STATED EXERCISE:
Copy out all lines of the records in which the word "have" appears.

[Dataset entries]
-- Start --

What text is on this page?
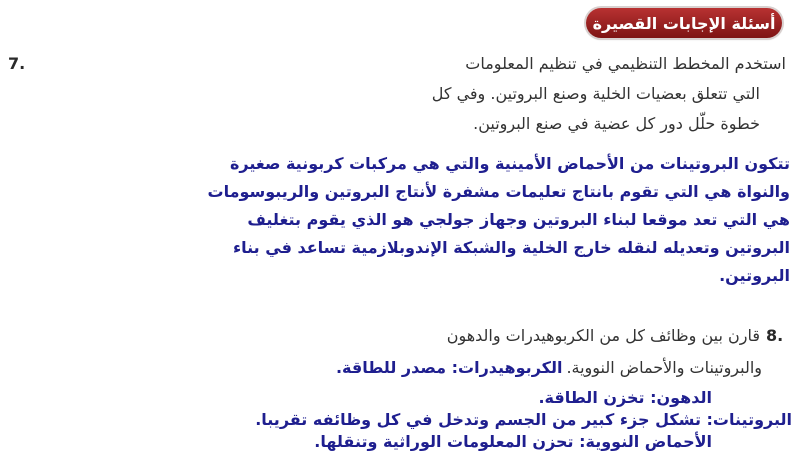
أسئلة الإجابات القصيرة
استخدم المخطط التنظيمي في تنظيم المعلومات
7.
التي تتعلق بعضيات الخلية وصنع البروتين. وفي كل
خطوة حلّل دور كل عضية في صنع البروتين.
تتكون البروتينات من الأحماض الأمينية والتي هي مركبات كربونية صغيرة
والنواة هي التي تقوم بانتاج تعليمات مشفرة لأنتاج البروتين والريبوسومات
هي التي تعد موقعا لبناء البروتين وجهاز جولجي هو الذي يقوم بتغليف
البروتين وتعديله لنقله خارج الخلية والشبكة الإندوبلازمية تساعد في بناء
البروتين.
8.
قارن بين وظائف كل من الكربوهيدرات والدهون
والبروتينات والأحماض النووية.
الكربوهيدرات: مصدر للطاقة.
الدهون: تخزن الطاقة.
البروتينات: تشكل جزء كبير من الجسم وتدخل في كل وظائفه تقريبا.
الأحماض النووية: تحزن المعلومات الوراثية وتنقلها.
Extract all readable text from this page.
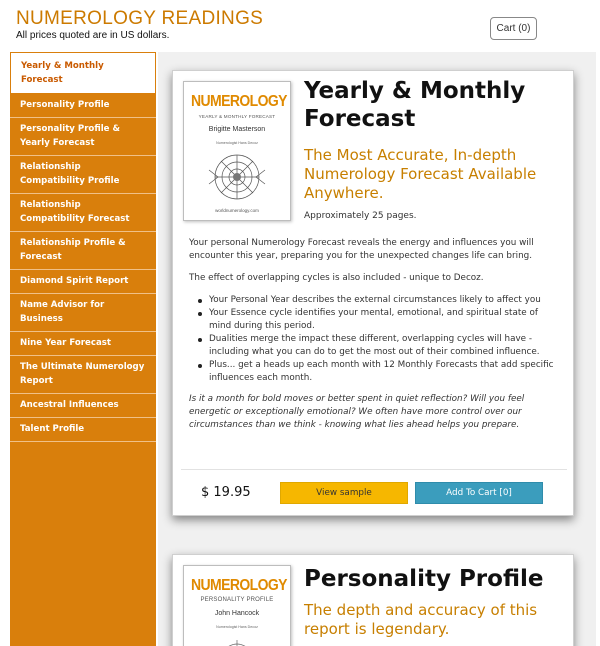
NUMEROLOGY READINGS
All prices quoted are in US dollars.
Cart (0)
Yearly & Monthly Forecast
Personality Profile
Personality Profile & Yearly Forecast
Relationship Compatibility Profile
Relationship Compatibility Forecast
Relationship Profile & Forecast
Diamond Spirit Report
Name Advisor for Business
Nine Year Forecast
The Ultimate Numerology Report
Ancestral Influences
Talent Profile
NUMEROLOGY
YEARLY & MONTHLY FORECAST
Brigitte Masterson
Numerologist Hans Decoz
worldnumerology.com
Yearly & Monthly Forecast
The Most Accurate, In-depth Numerology Forecast Available Anywhere.
Approximately 25 pages.

Your personal Numerology Forecast reveals the energy and influences you will encounter this year, preparing you for the unexpected changes life can bring.

The effect of overlapping cycles is also included - unique to Decoz.

Your Personal Year describes the external circumstances likely to affect you
Your Essence cycle identifies your mental, emotional, and spiritual state of mind during this period.
Dualities merge the impact these different, overlapping cycles will have - including what you can do to get the most out of their combined influence.
Plus... get a heads up each month with 12 Monthly Forecasts that add specific influences each month.

Is it a month for bold moves or better spent in quiet reflection? Will you feel energetic or exceptionally emotional? We often have more control over our circumstances than we think - knowing what lies ahead helps you prepare.

$ 19.95	View sample	Add To Cart [0]
NUMEROLOGY
PERSONALITY PROFILE
John Hancock
Numerologist Hans Decoz
Personality Profile
The depth and accuracy of this report is legendary.
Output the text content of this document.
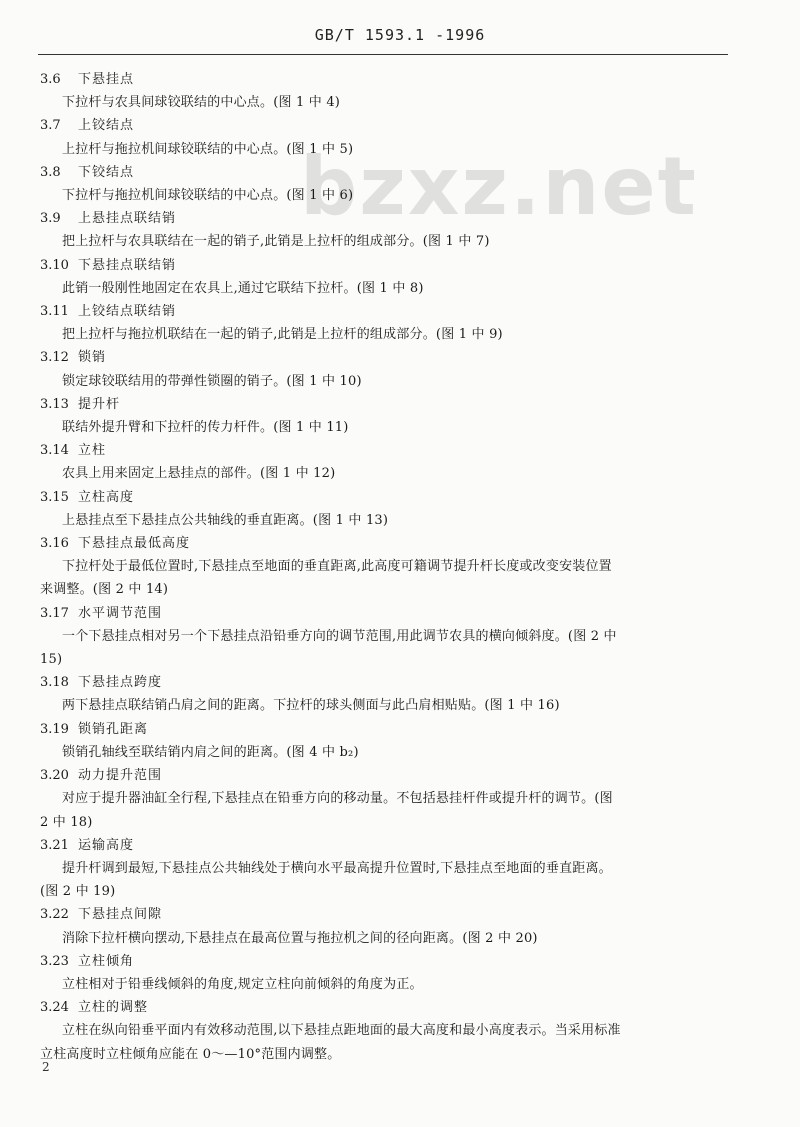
GB/T 1593.1 -1996
bzxz.net
3.6	下悬挂点
下拉杆与农具间球铰联结的中心点。(图 1 中 4)
3.7	上铰结点
上拉杆与拖拉机间球铰联结的中心点。(图 1 中 5)
3.8	下铰结点
下拉杆与拖拉机间球铰联结的中心点。(图 1 中 6)
3.9	上悬挂点联结销
把上拉杆与农具联结在一起的销子,此销是上拉杆的组成部分。(图 1 中 7)
3.10 下悬挂点联结销
此销一般刚性地固定在农具上,通过它联结下拉杆。(图 1 中 8)
3.11 上铰结点联结销
把上拉杆与拖拉机联结在一起的销子,此销是上拉杆的组成部分。(图 1 中 9)
3.12 锁销
锁定球铰联结用的带弹性锁圈的销子。(图 1 中 10)
3.13 提升杆
联结外提升臂和下拉杆的传力杆件。(图 1 中 11)
3.14 立柱
农具上用来固定上悬挂点的部件。(图 1 中 12)
3.15 立柱高度
上悬挂点至下悬挂点公共轴线的垂直距离。(图 1 中 13)
3.16 下悬挂点最低高度
下拉杆处于最低位置时,下悬挂点至地面的垂直距离,此高度可籍调节提升杆长度或改变安装位置
来调整。(图 2 中 14)
3.17 水平调节范围
一个下悬挂点相对另一个下悬挂点沿铅垂方向的调节范围,用此调节农具的横向倾斜度。(图 2 中
15)
3.18 下悬挂点跨度
两下悬挂点联结销凸肩之间的距离。下拉杆的球头侧面与此凸肩相贴贴。(图 1 中 16)
3.19 锁销孔距离
锁销孔轴线至联结销内肩之间的距离。(图 4 中 b₂)
3.20 动力提升范围
对应于提升器油缸全行程,下悬挂点在铅垂方向的移动量。不包括悬挂杆件或提升杆的调节。(图
2 中 18)
3.21 运输高度
提升杆调到最短,下悬挂点公共轴线处于横向水平最高提升位置时,下悬挂点至地面的垂直距离。
(图 2 中 19)
3.22 下悬挂点间隙
消除下拉杆横向摆动,下悬挂点在最高位置与拖拉机之间的径向距离。(图 2 中 20)
3.23 立柱倾角
立柱相对于铅垂线倾斜的角度,规定立柱向前倾斜的角度为正。
3.24 立柱的调整
立柱在纵向铅垂平面内有效移动范围,以下悬挂点距地面的最大高度和最小高度表示。当采用标准
立柱高度时立柱倾角应能在 0～—10°范围内调整。
2
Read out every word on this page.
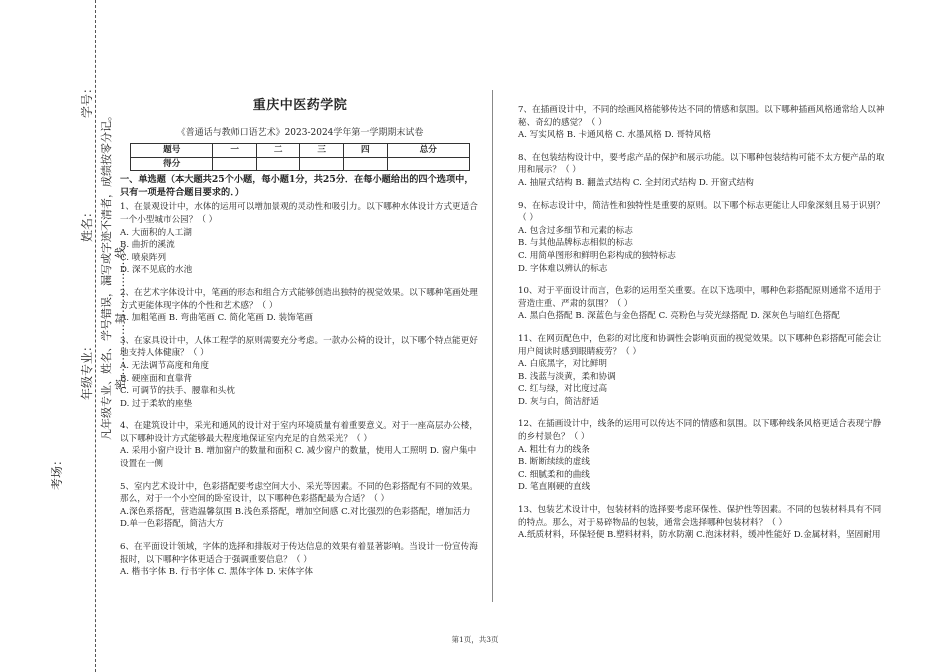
学号：
姓名：
年级专业：
考场：
凡年级专业、姓名、学号错误，漏写或字迹不清者，成绩按零分记。 密……………封……………线
重庆中医药学院
《普通话与教师口语艺术》2023-2024学年第一学期期末试卷
题号	一	二	三	四	总分
得分					
一、单选题（本大题共25个小题，每小题1分，共25分．在每小题给出的四个选项中，只有一项是符合题目要求的．）
1、在景观设计中，水体的运用可以增加景观的灵动性和吸引力。以下哪种水体设计方式更适合一个小型城市公园？（ ）
A. 大面积的人工湖
B. 曲折的溪流
C. 喷泉阵列
D. 深不见底的水池
2、在艺术字体设计中，笔画的形态和组合方式能够创造出独特的视觉效果。以下哪种笔画处理方式更能体现字体的个性和艺术感？（ ）
A. 加粗笔画 B. 弯曲笔画 C. 简化笔画 D. 装饰笔画
3、在家具设计中，人体工程学的原则需要充分考虑。一款办公椅的设计，以下哪个特点能更好地支持人体健康？（ ）
A. 无法调节高度和角度
B. 硬座面和直靠背
C. 可调节的扶手、腰靠和头枕
D. 过于柔软的座垫
4、在建筑设计中，采光和通风的设计对于室内环境质量有着重要意义。对于一座高层办公楼，以下哪种设计方式能够最大程度地保证室内充足的自然采光？（ ）
A. 采用小窗户设计 B. 增加窗户的数量和面积 C. 减少窗户的数量，使用人工照明 D. 窗户集中设置在一侧
5、室内艺术设计中，色彩搭配要考虑空间大小、采光等因素。不同的色彩搭配有不同的效果。那么，对于一个小空间的卧室设计，以下哪种色彩搭配最为合适？（ ）
A.深色系搭配，营造温馨氛围 B.浅色系搭配，增加空间感 C.对比强烈的色彩搭配，增加活力 D.单一色彩搭配，简洁大方
6、在平面设计领域，字体的选择和排版对于传达信息的效果有着显著影响。当设计一份宣传海报时，以下哪种字体更适合于强调重要信息？（ ）
A. 楷书字体 B. 行书字体 C. 黑体字体 D. 宋体字体
7、在插画设计中，不同的绘画风格能够传达不同的情感和氛围。以下哪种插画风格通常给人以神秘、奇幻的感觉？（ ）
A. 写实风格 B. 卡通风格 C. 水墨风格 D. 哥特风格
8、在包装结构设计中，要考虑产品的保护和展示功能。以下哪种包装结构可能不太方便产品的取用和展示？（ ）
A. 抽屉式结构 B. 翻盖式结构 C. 全封闭式结构 D. 开窗式结构
9、在标志设计中，简洁性和独特性是重要的原则。以下哪个标志更能让人印象深刻且易于识别？（ ）
A. 包含过多细节和元素的标志
B. 与其他品牌标志相似的标志
C. 用简单图形和鲜明色彩构成的独特标志
D. 字体难以辨认的标志
10、对于平面设计而言，色彩的运用至关重要。在以下选项中，哪种色彩搭配原则通常不适用于营造庄重、严肃的氛围？（ ）
A. 黑白色搭配 B. 深蓝色与金色搭配 C. 亮粉色与荧光绿搭配 D. 深灰色与暗红色搭配
11、在网页配色中，色彩的对比度和协调性会影响页面的视觉效果。以下哪种色彩搭配可能会让用户阅读时感到眼睛疲劳？（ ）
A. 白底黑字，对比鲜明
B. 浅蓝与淡黄，柔和协调
C. 红与绿，对比度过高
D. 灰与白，简洁舒适
12、在插画设计中，线条的运用可以传达不同的情感和氛围。以下哪种线条风格更适合表现宁静的乡村景色？（ ）
A. 粗壮有力的线条
B. 断断续续的虚线
C. 细腻柔和的曲线
D. 笔直刚硬的直线
13、包装艺术设计中，包装材料的选择要考虑环保性、保护性等因素。不同的包装材料具有不同的特点。那么，对于易碎物品的包装，通常会选择哪种包装材料？（ ）
A.纸质材料，环保轻便 B.塑料材料，防水防潮 C.泡沫材料，缓冲性能好 D.金属材料，坚固耐用
第1页，共3页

-- End --

ANSWER BELOW:
Dualities merge the impact these different, overlapping cycles will have - including what you can do to get the most out of their combined influence.
Is it a month for bold moves or better spent in quiet reflection? Will you feel energetic or exceptionally emotional? We often have more control over our circumstances than we think - knowing what lies ahead helps you prepare.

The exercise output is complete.